Brief —
Images are not part of the copy; write out the rest of the data exactly as given.

==== Records supplied

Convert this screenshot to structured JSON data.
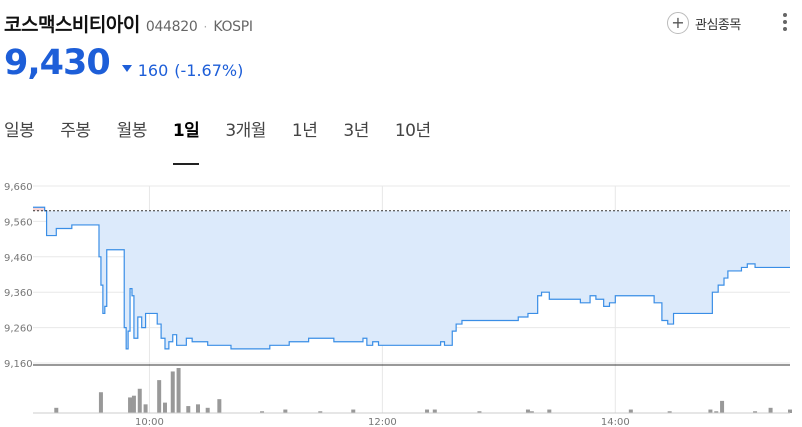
{
  "header": {
    "name": "코스맥스비티아이",
    "code": "044820",
    "separator": "·",
    "market": "KOSPI",
    "watch_icon": "plus-circle-icon",
    "watch_label": "관심종목",
    "more_icon": "kebab-menu-icon"
  },
  "quote": {
    "price": "9,430",
    "direction": "down",
    "change": "160",
    "change_pct": "(-1.67%)",
    "color": "#1d5ed8"
  },
  "tabs": [
    {
      "label": "일봉",
      "active": false
    },
    {
      "label": "주봉",
      "active": false
    },
    {
      "label": "월봉",
      "active": false
    },
    {
      "label": "1일",
      "active": true
    },
    {
      "label": "3개월",
      "active": false
    },
    {
      "label": "1년",
      "active": false
    },
    {
      "label": "3년",
      "active": false
    },
    {
      "label": "10년",
      "active": false
    }
  ],
  "chart_data": {
    "type": "area",
    "ylim": [
      9160,
      9660
    ],
    "y_ticks": [
      "9,660",
      "9,560",
      "9,460",
      "9,360",
      "9,260",
      "9,160"
    ],
    "y_tick_values": [
      9660,
      9560,
      9460,
      9360,
      9260,
      9160
    ],
    "x_ticks": [
      "10:00",
      "12:00",
      "14:00"
    ],
    "x_tick_minutes": [
      600,
      720,
      840
    ],
    "x_range_minutes": [
      540,
      930
    ],
    "prev_close": 9590,
    "colors": {
      "line": "#3a8ee6",
      "fill": "#dceafb",
      "above_fill": "#f8d4d4",
      "above_line": "#e05555",
      "volume": "#999999",
      "grid": "#e8e8e8"
    },
    "price_series": [
      [
        540,
        9600
      ],
      [
        545,
        9600
      ],
      [
        546,
        9590
      ],
      [
        547,
        9520
      ],
      [
        551,
        9520
      ],
      [
        552,
        9540
      ],
      [
        560,
        9550
      ],
      [
        573,
        9550
      ],
      [
        574,
        9460
      ],
      [
        575,
        9380
      ],
      [
        576,
        9300
      ],
      [
        577,
        9320
      ],
      [
        578,
        9480
      ],
      [
        586,
        9480
      ],
      [
        587,
        9260
      ],
      [
        588,
        9200
      ],
      [
        589,
        9250
      ],
      [
        590,
        9370
      ],
      [
        591,
        9350
      ],
      [
        592,
        9230
      ],
      [
        594,
        9290
      ],
      [
        596,
        9260
      ],
      [
        598,
        9300
      ],
      [
        602,
        9300
      ],
      [
        604,
        9270
      ],
      [
        606,
        9230
      ],
      [
        608,
        9200
      ],
      [
        610,
        9220
      ],
      [
        612,
        9240
      ],
      [
        614,
        9210
      ],
      [
        617,
        9210
      ],
      [
        619,
        9230
      ],
      [
        622,
        9220
      ],
      [
        629,
        9220
      ],
      [
        630,
        9210
      ],
      [
        640,
        9210
      ],
      [
        642,
        9200
      ],
      [
        660,
        9200
      ],
      [
        662,
        9210
      ],
      [
        672,
        9220
      ],
      [
        680,
        9220
      ],
      [
        682,
        9230
      ],
      [
        690,
        9230
      ],
      [
        695,
        9220
      ],
      [
        708,
        9220
      ],
      [
        710,
        9230
      ],
      [
        712,
        9210
      ],
      [
        715,
        9220
      ],
      [
        718,
        9210
      ],
      [
        735,
        9210
      ],
      [
        740,
        9210
      ],
      [
        745,
        9210
      ],
      [
        750,
        9220
      ],
      [
        752,
        9210
      ],
      [
        756,
        9250
      ],
      [
        758,
        9270
      ],
      [
        761,
        9280
      ],
      [
        780,
        9280
      ],
      [
        790,
        9290
      ],
      [
        795,
        9300
      ],
      [
        800,
        9350
      ],
      [
        802,
        9360
      ],
      [
        806,
        9340
      ],
      [
        820,
        9340
      ],
      [
        822,
        9330
      ],
      [
        825,
        9330
      ],
      [
        827,
        9350
      ],
      [
        830,
        9340
      ],
      [
        834,
        9320
      ],
      [
        837,
        9330
      ],
      [
        840,
        9350
      ],
      [
        858,
        9350
      ],
      [
        860,
        9330
      ],
      [
        862,
        9330
      ],
      [
        864,
        9280
      ],
      [
        867,
        9270
      ],
      [
        870,
        9300
      ],
      [
        885,
        9300
      ],
      [
        888,
        9300
      ],
      [
        890,
        9360
      ],
      [
        893,
        9380
      ],
      [
        896,
        9400
      ],
      [
        898,
        9420
      ],
      [
        902,
        9420
      ],
      [
        905,
        9430
      ],
      [
        908,
        9440
      ],
      [
        912,
        9430
      ],
      [
        915,
        9430
      ],
      [
        925,
        9430
      ],
      [
        930,
        9430
      ]
    ],
    "volume_series": [
      [
        552,
        3
      ],
      [
        575,
        12
      ],
      [
        590,
        9
      ],
      [
        592,
        10
      ],
      [
        595,
        14
      ],
      [
        598,
        5
      ],
      [
        605,
        19
      ],
      [
        608,
        6
      ],
      [
        612,
        24
      ],
      [
        615,
        26
      ],
      [
        620,
        4
      ],
      [
        625,
        5
      ],
      [
        630,
        3
      ],
      [
        636,
        8
      ],
      [
        658,
        1
      ],
      [
        670,
        2
      ],
      [
        688,
        1
      ],
      [
        705,
        2
      ],
      [
        743,
        2
      ],
      [
        747,
        2
      ],
      [
        770,
        1
      ],
      [
        795,
        2
      ],
      [
        797,
        1
      ],
      [
        806,
        2
      ],
      [
        848,
        2
      ],
      [
        868,
        1
      ],
      [
        889,
        2
      ],
      [
        892,
        1
      ],
      [
        895,
        7
      ],
      [
        912,
        1
      ],
      [
        920,
        3
      ],
      [
        930,
        2
      ]
    ]
  }
}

========

Result of the exercise —
Convert this screenshot to structured JSON data.
{
  "header": {
    "name": "코스맥스비티아이",
    "code": "044820",
    "separator": "·",
    "market": "KOSPI",
    "watch_icon": "plus-circle-icon",
    "watch_label": "관심종목",
    "more_icon": "kebab-menu-icon"
  },
  "quote": {
    "price": "9,430",
    "direction": "down",
    "change": "160",
    "change_pct": "(-1.67%)",
    "color": "#1d5ed8"
  },
  "tabs": [
    {
      "label": "일봉",
      "active": false
    },
    {
      "label": "주봉",
      "active": false
    },
    {
      "label": "월봉",
      "active": false
    },
    {
      "label": "1일",
      "active": true
    },
    {
      "label": "3개월",
      "active": false
    },
    {
      "label": "1년",
      "active": false
    },
    {
      "label": "3년",
      "active": false
    },
    {
      "label": "10년",
      "active": false
    }
  ],
  "chart_data": {
    "type": "area",
    "ylim": [
      9160,
      9660
    ],
    "y_ticks": [
      "9,660",
      "9,560",
      "9,460",
      "9,360",
      "9,260",
      "9,160"
    ],
    "y_tick_values": [
      9660,
      9560,
      9460,
      9360,
      9260,
      9160
    ],
    "x_ticks": [
      "10:00",
      "12:00",
      "14:00"
    ],
    "x_tick_minutes": [
      600,
      720,
      840
    ],
    "x_range_minutes": [
      540,
      930
    ],
    "prev_close": 9590,
    "colors": {
      "line": "#3a8ee6",
      "fill": "#dceafb",
      "above_fill": "#f8d4d4",
      "above_line": "#e05555",
      "volume": "#999999",
      "grid": "#e8e8e8"
    },
    "price_series": [
      [
        540,
        9600
      ],
      [
        545,
        9600
      ],
      [
        546,
        9590
      ],
      [
        547,
        9520
      ],
      [
        551,
        9520
      ],
      [
        552,
        9540
      ],
      [
        560,
        9550
      ],
      [
        573,
        9550
      ],
      [
        574,
        9460
      ],
      [
        575,
        9380
      ],
      [
        576,
        9300
      ],
      [
        577,
        9320
      ],
      [
        578,
        9480
      ],
      [
        586,
        9480
      ],
      [
        587,
        9260
      ],
      [
        588,
        9200
      ],
      [
        589,
        9250
      ],
      [
        590,
        9370
      ],
      [
        591,
        9350
      ],
      [
        592,
        9230
      ],
      [
        594,
        9290
      ],
      [
        596,
        9260
      ],
      [
        598,
        9300
      ],
      [
        602,
        9300
      ],
      [
        604,
        9270
      ],
      [
        606,
        9230
      ],
      [
        608,
        9200
      ],
      [
        610,
        9220
      ],
      [
        612,
        9240
      ],
      [
        614,
        9210
      ],
      [
        617,
        9210
      ],
      [
        619,
        9230
      ],
      [
        622,
        9220
      ],
      [
        629,
        9220
      ],
      [
        630,
        9210
      ],
      [
        640,
        9210
      ],
      [
        642,
        9200
      ],
      [
        660,
        9200
      ],
      [
        662,
        9210
      ],
      [
        672,
        9220
      ],
      [
        680,
        9220
      ],
      [
        682,
        9230
      ],
      [
        690,
        9230
      ],
      [
        695,
        9220
      ],
      [
        708,
        9220
      ],
      [
        710,
        9230
      ],
      [
        712,
        9210
      ],
      [
        715,
        9220
      ],
      [
        718,
        9210
      ],
      [
        735,
        9210
      ],
      [
        740,
        9210
      ],
      [
        745,
        9210
      ],
      [
        750,
        9220
      ],
      [
        752,
        9210
      ],
      [
        756,
        9250
      ],
      [
        758,
        9270
      ],
      [
        761,
        9280
      ],
      [
        780,
        9280
      ],
      [
        790,
        9290
      ],
      [
        795,
        9300
      ],
      [
        800,
        9350
      ],
      [
        802,
        9360
      ],
      [
        806,
        9340
      ],
      [
        820,
        9340
      ],
      [
        822,
        9330
      ],
      [
        825,
        9330
      ],
      [
        827,
        9350
      ],
      [
        830,
        9340
      ],
      [
        834,
        9320
      ],
      [
        837,
        9330
      ],
      [
        840,
        9350
      ],
      [
        858,
        9350
      ],
      [
        860,
        9330
      ],
      [
        862,
        9330
      ],
      [
        864,
        9280
      ],
      [
        867,
        9270
      ],
      [
        870,
        9300
      ],
      [
        885,
        9300
      ],
      [
        888,
        9300
      ],
      [
        890,
        9360
      ],
      [
        893,
        9380
      ],
      [
        896,
        9400
      ],
      [
        898,
        9420
      ],
      [
        902,
        9420
      ],
      [
        905,
        9430
      ],
      [
        908,
        9440
      ],
      [
        912,
        9430
      ],
      [
        915,
        9430
      ],
      [
        925,
        9430
      ],
      [
        930,
        9430
      ]
    ],
    "volume_series": [
      [
        552,
        3
      ],
      [
        575,
        12
      ],
      [
        590,
        9
      ],
      [
        592,
        10
      ],
      [
        595,
        14
      ],
      [
        598,
        5
      ],
      [
        605,
        19
      ],
      [
        608,
        6
      ],
      [
        612,
        24
      ],
      [
        615,
        26
      ],
      [
        620,
        4
      ],
      [
        625,
        5
      ],
      [
        630,
        3
      ],
      [
        636,
        8
      ],
      [
        658,
        1
      ],
      [
        670,
        2
      ],
      [
        688,
        1
      ],
      [
        705,
        2
      ],
      [
        743,
        2
      ],
      [
        747,
        2
      ],
      [
        770,
        1
      ],
      [
        795,
        2
      ],
      [
        797,
        1
      ],
      [
        806,
        2
      ],
      [
        848,
        2
      ],
      [
        868,
        1
      ],
      [
        889,
        2
      ],
      [
        892,
        1
      ],
      [
        895,
        7
      ],
      [
        912,
        1
      ],
      [
        920,
        3
      ],
      [
        930,
        2
      ]
    ]
  }
}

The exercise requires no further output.